Check each line for the string "request" and give only the count of lines that have it.

▸ **Exercise materials**:
+ + + +

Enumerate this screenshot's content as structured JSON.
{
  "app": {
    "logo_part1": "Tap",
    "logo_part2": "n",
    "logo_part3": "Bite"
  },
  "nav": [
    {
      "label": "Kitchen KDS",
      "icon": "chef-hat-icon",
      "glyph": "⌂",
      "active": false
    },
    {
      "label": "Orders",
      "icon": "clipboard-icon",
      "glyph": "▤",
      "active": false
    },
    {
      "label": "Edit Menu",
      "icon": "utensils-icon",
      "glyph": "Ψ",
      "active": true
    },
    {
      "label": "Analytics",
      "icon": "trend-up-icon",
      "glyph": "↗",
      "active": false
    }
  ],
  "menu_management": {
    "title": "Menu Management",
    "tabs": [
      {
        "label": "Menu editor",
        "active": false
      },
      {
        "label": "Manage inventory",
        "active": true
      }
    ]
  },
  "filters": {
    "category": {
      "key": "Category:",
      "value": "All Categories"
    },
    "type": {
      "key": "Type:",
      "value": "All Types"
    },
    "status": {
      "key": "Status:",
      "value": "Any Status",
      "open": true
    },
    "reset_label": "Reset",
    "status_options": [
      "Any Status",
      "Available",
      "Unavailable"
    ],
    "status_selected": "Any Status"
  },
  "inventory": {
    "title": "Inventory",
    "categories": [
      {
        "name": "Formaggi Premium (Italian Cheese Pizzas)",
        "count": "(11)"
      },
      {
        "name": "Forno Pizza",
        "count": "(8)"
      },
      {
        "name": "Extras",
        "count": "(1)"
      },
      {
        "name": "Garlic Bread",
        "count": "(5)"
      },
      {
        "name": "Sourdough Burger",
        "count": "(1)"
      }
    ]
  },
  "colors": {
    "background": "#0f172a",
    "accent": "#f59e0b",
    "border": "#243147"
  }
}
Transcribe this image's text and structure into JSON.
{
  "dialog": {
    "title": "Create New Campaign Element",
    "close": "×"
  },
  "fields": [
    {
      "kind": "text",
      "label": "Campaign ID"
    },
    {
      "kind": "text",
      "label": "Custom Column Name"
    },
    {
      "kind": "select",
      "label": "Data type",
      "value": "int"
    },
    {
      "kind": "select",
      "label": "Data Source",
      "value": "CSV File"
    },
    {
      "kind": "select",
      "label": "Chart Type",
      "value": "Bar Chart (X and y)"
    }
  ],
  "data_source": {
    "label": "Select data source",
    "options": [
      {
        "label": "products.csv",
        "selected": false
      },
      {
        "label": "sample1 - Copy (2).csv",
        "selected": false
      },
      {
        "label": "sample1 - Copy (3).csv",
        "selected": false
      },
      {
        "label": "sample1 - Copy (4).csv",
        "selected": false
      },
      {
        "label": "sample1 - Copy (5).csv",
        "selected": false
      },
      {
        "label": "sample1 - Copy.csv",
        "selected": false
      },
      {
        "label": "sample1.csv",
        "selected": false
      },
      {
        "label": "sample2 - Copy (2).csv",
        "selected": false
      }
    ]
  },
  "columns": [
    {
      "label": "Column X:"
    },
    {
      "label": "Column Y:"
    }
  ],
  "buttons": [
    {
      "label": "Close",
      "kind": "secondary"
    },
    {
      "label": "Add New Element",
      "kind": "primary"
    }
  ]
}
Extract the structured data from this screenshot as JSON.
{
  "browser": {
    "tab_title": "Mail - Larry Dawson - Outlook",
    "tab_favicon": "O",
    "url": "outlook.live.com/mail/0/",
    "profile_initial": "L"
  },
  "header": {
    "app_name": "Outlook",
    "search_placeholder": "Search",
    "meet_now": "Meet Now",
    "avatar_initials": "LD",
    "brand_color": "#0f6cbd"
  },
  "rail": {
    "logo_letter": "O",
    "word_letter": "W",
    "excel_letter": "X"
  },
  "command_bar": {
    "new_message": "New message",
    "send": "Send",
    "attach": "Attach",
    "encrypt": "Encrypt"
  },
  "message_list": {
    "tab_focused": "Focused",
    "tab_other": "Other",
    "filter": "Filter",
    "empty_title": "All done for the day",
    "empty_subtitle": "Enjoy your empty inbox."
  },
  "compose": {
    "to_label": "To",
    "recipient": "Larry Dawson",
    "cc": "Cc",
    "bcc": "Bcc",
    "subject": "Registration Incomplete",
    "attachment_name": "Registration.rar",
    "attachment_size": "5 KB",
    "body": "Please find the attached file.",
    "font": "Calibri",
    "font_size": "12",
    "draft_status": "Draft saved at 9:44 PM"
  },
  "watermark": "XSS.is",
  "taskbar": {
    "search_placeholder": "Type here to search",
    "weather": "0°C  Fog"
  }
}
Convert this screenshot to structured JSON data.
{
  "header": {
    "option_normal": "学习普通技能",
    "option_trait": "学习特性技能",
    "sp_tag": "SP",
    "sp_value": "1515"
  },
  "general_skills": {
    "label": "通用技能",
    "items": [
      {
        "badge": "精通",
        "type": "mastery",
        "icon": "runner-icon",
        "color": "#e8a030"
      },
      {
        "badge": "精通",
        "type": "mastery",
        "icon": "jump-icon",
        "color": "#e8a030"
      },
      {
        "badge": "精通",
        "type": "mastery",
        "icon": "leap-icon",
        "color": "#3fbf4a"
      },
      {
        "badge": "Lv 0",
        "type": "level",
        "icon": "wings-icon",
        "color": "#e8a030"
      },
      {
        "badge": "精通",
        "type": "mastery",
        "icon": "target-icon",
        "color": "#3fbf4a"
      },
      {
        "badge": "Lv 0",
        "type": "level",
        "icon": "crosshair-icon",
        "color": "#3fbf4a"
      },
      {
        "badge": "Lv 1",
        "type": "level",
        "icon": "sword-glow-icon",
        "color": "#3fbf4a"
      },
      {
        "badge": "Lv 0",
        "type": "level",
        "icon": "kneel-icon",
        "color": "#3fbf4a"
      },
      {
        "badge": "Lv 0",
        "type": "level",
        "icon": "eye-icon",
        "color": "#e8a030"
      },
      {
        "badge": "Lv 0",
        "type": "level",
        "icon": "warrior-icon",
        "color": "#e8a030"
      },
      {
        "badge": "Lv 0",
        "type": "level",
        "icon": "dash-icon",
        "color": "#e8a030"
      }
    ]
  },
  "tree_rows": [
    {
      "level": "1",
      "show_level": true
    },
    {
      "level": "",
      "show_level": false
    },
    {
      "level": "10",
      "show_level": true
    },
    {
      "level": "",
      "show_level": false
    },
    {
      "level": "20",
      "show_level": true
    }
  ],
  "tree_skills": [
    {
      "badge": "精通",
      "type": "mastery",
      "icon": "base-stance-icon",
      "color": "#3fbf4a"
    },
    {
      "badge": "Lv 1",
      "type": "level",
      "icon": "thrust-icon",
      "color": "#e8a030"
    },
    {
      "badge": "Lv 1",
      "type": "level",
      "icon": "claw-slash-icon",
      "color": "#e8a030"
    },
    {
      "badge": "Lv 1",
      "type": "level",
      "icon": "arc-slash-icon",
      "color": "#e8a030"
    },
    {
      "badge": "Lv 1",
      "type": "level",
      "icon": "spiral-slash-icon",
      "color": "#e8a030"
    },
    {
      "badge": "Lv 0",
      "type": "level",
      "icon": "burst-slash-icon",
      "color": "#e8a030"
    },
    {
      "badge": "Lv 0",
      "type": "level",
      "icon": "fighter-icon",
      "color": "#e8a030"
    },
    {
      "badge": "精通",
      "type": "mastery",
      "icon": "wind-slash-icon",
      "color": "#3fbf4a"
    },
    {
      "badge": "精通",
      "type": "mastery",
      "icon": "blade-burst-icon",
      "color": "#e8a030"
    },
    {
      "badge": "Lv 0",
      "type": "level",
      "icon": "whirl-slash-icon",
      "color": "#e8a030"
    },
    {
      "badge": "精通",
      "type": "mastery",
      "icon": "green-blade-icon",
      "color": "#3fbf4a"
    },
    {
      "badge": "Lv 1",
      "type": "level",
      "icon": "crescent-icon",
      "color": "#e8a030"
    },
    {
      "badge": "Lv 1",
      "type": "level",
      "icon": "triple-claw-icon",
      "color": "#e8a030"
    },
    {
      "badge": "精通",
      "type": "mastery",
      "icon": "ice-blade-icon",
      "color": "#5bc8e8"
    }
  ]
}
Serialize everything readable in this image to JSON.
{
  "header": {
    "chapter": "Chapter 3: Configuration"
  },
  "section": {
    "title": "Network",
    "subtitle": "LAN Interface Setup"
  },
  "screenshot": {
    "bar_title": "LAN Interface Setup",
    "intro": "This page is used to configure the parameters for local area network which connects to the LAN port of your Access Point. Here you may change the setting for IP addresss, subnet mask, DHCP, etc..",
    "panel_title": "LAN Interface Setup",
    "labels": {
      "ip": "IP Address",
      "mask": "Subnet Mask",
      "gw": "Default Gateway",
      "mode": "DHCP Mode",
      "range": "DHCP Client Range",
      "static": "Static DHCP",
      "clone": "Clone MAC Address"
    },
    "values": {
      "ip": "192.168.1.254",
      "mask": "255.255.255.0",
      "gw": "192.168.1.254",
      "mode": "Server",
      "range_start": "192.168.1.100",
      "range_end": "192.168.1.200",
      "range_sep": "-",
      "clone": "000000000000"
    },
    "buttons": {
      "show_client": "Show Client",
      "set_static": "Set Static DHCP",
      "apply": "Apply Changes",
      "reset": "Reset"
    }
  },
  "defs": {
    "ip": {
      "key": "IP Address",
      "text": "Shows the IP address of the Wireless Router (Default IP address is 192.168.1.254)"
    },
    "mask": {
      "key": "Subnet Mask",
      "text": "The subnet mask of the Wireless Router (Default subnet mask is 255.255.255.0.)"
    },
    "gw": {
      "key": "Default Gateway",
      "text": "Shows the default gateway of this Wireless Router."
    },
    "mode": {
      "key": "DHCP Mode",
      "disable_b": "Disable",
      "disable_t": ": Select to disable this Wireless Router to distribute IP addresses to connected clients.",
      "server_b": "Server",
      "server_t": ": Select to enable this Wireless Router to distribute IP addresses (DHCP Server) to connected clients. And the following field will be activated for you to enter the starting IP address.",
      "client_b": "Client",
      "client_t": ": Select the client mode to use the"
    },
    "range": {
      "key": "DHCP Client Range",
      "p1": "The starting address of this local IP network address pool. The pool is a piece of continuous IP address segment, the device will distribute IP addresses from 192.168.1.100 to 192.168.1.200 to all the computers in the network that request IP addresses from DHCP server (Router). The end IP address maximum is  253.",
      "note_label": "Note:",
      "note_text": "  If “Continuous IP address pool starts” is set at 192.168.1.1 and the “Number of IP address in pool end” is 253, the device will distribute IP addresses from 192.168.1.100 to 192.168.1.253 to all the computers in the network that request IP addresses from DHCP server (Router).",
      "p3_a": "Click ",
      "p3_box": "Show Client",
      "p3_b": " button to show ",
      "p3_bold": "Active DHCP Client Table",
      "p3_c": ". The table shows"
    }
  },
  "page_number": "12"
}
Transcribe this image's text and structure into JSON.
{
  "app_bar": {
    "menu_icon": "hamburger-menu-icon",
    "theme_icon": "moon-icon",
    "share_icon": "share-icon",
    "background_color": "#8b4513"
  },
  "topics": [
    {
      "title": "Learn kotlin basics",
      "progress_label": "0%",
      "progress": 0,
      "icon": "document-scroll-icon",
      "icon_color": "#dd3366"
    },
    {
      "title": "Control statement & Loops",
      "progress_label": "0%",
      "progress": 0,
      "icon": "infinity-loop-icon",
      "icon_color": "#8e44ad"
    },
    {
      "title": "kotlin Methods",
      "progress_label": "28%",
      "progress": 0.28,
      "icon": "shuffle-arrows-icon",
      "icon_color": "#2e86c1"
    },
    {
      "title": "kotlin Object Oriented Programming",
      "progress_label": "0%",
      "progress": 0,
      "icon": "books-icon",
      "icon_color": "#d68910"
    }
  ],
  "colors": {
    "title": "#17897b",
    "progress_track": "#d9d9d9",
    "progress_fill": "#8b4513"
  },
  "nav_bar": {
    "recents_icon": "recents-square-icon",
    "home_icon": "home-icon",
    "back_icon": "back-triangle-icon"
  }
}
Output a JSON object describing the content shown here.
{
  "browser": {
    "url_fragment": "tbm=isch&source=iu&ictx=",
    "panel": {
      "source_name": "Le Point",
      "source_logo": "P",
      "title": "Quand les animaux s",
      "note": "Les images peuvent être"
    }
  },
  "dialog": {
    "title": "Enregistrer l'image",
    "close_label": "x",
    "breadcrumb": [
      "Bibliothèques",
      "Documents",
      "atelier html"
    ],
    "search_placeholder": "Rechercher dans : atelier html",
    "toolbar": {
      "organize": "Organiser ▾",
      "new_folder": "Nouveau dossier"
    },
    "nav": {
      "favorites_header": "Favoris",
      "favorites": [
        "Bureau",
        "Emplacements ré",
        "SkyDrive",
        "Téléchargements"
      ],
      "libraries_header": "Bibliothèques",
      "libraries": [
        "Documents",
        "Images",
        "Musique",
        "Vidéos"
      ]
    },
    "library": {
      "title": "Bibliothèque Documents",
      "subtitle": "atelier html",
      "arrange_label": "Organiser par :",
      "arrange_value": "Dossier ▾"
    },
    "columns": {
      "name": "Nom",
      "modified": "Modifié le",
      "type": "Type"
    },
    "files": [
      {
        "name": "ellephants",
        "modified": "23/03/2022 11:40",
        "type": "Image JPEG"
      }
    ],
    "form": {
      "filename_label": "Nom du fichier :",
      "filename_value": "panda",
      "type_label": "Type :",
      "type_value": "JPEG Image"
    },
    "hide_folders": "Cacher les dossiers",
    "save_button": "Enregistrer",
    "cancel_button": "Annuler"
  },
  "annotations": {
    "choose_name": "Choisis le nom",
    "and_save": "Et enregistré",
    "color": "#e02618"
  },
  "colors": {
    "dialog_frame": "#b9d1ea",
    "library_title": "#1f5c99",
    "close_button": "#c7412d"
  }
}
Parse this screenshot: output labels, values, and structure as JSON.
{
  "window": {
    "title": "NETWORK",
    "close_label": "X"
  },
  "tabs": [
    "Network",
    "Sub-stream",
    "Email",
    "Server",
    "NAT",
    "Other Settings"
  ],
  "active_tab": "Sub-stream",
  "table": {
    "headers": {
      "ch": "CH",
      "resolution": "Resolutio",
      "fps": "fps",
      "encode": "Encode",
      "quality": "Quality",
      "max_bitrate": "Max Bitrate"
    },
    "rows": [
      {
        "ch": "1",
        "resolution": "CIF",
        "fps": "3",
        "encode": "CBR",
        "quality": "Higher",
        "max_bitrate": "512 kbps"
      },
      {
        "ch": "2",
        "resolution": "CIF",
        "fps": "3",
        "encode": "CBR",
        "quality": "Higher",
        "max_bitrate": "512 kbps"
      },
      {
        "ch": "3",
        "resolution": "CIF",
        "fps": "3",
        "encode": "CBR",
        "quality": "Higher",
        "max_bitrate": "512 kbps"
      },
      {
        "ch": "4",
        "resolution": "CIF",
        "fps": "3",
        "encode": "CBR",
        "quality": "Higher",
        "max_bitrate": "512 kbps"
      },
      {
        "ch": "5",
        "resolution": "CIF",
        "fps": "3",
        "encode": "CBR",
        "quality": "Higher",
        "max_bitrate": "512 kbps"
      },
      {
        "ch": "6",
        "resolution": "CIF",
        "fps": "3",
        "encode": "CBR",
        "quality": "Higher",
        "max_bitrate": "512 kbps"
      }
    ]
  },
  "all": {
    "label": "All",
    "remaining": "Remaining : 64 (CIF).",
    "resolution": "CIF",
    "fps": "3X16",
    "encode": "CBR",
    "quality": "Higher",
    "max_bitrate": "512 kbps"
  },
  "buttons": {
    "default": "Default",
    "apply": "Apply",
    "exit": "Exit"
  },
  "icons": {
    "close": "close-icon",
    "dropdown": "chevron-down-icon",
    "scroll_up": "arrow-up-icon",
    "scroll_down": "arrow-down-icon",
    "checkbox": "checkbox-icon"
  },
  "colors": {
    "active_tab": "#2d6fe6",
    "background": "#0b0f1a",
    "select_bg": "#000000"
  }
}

+ + + +

▸ **Written reply**: 2